**Task statement:** Copy out each line of the material below that holds the string "žodžiais".

··· Given information ···

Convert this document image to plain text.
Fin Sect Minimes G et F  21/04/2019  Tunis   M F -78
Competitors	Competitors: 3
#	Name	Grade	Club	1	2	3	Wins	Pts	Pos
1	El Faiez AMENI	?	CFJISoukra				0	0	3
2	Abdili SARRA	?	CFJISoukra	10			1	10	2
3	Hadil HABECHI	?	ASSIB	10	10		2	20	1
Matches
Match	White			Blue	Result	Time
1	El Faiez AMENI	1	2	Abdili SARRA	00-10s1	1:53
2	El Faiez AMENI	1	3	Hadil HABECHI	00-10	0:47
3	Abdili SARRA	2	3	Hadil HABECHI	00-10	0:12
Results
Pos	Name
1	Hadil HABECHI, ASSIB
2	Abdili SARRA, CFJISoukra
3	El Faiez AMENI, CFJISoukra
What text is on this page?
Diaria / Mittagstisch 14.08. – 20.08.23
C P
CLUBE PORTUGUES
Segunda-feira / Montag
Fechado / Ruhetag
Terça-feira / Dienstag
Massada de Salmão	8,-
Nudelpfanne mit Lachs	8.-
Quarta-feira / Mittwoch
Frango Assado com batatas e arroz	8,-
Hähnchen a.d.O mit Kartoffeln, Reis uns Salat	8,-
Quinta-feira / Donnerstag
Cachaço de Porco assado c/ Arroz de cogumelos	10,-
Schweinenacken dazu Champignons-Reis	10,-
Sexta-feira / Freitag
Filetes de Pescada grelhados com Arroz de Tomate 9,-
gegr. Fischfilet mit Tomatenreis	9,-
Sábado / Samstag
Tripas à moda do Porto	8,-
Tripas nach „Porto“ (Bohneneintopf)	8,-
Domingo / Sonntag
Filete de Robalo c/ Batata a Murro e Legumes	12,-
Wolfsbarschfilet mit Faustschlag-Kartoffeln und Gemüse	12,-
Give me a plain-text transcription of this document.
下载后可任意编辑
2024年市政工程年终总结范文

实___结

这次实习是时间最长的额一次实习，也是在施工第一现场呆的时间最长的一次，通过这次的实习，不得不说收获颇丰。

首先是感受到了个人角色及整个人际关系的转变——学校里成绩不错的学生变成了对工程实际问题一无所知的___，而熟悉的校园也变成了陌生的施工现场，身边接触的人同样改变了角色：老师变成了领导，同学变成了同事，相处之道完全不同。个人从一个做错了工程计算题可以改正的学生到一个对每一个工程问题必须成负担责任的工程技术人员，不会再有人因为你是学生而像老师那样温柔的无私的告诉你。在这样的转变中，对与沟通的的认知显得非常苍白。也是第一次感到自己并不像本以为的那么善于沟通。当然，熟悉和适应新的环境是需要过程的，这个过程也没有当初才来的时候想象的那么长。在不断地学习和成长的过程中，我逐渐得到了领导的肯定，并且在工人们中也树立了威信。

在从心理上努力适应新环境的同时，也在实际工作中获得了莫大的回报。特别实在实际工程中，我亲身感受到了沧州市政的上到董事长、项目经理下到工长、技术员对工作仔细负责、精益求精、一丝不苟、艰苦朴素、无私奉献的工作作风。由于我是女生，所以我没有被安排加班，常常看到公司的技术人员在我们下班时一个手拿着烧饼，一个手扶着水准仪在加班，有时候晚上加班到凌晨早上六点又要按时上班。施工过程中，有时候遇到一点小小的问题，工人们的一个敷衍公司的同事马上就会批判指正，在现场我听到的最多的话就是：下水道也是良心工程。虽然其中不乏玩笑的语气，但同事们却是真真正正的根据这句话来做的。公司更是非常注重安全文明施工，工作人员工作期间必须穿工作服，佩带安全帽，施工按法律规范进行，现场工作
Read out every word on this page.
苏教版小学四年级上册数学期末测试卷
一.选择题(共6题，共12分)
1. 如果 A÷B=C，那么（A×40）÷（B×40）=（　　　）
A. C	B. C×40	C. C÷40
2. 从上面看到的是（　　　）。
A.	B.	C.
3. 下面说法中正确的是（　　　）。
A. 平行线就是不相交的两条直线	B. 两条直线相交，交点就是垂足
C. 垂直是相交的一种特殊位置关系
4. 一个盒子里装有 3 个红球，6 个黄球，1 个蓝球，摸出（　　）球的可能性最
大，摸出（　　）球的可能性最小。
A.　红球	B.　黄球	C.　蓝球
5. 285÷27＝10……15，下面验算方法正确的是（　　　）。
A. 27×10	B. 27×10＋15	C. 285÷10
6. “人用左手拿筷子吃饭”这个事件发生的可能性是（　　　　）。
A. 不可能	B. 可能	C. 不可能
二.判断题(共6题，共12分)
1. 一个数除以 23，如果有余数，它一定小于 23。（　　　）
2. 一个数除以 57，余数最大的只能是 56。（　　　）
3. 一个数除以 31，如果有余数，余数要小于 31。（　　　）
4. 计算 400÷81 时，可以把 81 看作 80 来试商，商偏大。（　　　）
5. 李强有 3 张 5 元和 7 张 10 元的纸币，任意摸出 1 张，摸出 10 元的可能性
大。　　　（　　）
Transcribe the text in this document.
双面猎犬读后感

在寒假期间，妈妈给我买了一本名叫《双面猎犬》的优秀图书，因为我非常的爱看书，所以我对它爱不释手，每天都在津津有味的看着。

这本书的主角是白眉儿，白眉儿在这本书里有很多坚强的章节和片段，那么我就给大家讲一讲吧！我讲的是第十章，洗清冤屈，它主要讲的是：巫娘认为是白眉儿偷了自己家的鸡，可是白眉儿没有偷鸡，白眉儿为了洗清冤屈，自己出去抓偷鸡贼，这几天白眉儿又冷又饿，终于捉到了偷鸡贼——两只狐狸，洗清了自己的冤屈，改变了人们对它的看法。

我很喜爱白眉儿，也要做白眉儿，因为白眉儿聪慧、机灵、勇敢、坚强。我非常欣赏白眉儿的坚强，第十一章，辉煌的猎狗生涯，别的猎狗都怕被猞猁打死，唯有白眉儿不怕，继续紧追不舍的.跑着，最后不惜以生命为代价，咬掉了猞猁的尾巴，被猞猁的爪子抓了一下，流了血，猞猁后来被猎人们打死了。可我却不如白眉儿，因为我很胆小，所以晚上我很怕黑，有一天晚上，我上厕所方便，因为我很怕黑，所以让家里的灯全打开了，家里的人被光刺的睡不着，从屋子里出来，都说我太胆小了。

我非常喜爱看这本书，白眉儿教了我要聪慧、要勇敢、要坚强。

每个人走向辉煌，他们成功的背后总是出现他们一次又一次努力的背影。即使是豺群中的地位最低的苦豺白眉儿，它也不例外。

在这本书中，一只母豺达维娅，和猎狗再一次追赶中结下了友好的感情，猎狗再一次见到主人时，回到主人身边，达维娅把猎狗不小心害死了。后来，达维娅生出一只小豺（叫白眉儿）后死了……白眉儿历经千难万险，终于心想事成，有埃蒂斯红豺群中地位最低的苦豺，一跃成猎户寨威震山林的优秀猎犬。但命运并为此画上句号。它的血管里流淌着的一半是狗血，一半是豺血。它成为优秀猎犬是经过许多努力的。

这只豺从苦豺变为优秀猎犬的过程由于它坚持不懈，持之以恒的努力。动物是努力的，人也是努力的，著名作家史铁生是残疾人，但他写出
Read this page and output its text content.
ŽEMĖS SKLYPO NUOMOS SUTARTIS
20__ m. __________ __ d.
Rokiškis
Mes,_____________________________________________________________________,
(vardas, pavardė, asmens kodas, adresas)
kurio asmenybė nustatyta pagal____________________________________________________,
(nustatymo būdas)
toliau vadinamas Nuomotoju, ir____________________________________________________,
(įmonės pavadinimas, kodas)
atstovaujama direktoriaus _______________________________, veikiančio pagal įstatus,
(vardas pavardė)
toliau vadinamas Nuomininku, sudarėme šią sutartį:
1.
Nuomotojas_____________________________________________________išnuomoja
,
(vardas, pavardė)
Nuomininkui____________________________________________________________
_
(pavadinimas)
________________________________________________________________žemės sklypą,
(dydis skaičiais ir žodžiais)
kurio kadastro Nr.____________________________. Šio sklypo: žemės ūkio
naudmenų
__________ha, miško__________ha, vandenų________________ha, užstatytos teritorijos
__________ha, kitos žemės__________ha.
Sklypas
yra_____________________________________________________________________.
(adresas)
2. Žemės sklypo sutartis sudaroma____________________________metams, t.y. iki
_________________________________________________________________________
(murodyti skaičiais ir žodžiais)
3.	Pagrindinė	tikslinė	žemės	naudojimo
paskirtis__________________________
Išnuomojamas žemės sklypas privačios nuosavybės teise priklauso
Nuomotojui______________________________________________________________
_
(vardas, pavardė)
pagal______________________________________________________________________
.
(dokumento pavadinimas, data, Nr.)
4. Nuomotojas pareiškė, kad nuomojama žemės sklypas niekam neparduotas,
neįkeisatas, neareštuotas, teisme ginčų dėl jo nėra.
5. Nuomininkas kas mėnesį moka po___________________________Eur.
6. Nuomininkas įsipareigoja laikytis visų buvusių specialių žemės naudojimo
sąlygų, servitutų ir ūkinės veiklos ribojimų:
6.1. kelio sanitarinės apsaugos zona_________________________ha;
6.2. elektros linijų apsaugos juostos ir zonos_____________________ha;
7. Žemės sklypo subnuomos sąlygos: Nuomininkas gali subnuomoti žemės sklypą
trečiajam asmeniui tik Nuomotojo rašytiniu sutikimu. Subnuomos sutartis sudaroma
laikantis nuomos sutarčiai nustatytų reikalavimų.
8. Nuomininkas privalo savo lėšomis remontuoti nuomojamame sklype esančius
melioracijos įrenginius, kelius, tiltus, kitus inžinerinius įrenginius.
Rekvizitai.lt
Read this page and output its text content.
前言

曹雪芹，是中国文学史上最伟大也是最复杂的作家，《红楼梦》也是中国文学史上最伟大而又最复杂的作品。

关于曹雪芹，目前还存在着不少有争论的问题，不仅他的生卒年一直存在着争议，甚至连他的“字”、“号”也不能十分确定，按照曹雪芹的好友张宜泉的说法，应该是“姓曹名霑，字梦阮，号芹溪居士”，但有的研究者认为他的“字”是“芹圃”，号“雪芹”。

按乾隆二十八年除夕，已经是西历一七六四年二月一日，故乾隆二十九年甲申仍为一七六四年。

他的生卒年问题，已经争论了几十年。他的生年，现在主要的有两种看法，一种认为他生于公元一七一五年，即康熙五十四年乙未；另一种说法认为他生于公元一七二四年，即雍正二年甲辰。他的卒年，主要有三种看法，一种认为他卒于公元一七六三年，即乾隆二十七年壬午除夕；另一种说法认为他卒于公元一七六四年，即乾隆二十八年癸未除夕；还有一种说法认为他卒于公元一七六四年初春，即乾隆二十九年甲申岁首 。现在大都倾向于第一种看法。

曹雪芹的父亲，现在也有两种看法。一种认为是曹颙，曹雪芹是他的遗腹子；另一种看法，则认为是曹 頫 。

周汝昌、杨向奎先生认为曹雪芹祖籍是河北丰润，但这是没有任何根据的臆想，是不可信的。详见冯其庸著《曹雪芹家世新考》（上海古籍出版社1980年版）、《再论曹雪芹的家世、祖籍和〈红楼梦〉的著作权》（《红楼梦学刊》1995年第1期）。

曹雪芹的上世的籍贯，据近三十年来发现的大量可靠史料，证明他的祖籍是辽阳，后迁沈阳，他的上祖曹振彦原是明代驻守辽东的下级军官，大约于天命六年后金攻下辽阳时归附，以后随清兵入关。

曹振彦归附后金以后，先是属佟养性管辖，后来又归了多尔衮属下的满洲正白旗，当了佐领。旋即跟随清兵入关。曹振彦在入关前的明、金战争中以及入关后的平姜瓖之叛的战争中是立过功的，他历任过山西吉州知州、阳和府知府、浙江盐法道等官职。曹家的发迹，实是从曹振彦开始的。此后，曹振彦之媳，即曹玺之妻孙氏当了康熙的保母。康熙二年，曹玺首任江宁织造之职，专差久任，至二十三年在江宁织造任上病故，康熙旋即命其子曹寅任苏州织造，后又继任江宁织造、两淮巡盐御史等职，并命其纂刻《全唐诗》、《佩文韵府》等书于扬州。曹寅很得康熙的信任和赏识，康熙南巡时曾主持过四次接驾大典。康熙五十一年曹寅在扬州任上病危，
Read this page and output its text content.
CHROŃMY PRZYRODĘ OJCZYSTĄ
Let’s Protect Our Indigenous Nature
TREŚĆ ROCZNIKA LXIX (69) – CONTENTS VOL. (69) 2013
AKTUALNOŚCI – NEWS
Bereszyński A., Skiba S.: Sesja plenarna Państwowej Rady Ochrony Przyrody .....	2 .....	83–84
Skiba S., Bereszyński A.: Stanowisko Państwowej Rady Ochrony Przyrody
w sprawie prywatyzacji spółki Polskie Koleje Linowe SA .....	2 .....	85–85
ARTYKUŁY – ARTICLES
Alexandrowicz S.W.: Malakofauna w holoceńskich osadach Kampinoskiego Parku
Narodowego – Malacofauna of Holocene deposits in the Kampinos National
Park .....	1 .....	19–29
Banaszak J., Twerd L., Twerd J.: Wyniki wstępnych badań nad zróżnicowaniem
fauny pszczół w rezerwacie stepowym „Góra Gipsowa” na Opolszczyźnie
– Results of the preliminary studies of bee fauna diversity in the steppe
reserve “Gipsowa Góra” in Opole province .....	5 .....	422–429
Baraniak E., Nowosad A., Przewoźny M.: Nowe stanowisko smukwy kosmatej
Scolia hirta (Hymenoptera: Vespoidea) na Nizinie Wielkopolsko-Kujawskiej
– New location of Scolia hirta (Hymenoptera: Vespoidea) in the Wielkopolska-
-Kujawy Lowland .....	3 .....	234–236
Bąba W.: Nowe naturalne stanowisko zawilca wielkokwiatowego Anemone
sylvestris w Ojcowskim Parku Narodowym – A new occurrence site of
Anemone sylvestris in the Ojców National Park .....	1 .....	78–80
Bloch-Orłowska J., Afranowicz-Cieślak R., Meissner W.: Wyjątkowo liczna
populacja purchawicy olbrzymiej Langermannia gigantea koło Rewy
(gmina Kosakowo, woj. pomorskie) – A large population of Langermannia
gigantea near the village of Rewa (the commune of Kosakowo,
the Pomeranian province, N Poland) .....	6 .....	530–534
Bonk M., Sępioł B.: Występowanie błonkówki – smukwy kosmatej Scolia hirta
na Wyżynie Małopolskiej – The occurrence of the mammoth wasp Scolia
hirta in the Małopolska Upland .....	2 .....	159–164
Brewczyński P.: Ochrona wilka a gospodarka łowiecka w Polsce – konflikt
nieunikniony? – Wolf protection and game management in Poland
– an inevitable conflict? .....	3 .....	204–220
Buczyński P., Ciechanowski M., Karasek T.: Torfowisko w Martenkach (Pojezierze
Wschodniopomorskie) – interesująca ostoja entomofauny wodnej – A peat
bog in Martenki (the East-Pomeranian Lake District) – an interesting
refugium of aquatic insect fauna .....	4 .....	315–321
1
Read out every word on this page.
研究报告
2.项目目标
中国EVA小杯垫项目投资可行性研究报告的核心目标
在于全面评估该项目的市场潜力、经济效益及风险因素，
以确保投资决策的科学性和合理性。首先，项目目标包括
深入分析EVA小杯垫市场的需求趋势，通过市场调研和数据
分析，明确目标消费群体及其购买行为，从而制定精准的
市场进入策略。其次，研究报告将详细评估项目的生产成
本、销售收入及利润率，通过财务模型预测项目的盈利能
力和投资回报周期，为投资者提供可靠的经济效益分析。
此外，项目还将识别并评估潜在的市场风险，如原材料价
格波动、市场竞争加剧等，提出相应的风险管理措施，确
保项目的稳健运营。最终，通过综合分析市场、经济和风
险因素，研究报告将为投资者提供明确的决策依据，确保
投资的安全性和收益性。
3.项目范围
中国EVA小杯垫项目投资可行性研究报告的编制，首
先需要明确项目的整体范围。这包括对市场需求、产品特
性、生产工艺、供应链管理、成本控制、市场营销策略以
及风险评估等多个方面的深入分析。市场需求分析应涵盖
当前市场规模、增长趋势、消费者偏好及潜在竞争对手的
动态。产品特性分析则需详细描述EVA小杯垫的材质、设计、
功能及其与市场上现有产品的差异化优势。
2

···

**Expected answer:**
(dydis skaičiais ir žodžiais)
(murodyti skaičiais ir žodžiais)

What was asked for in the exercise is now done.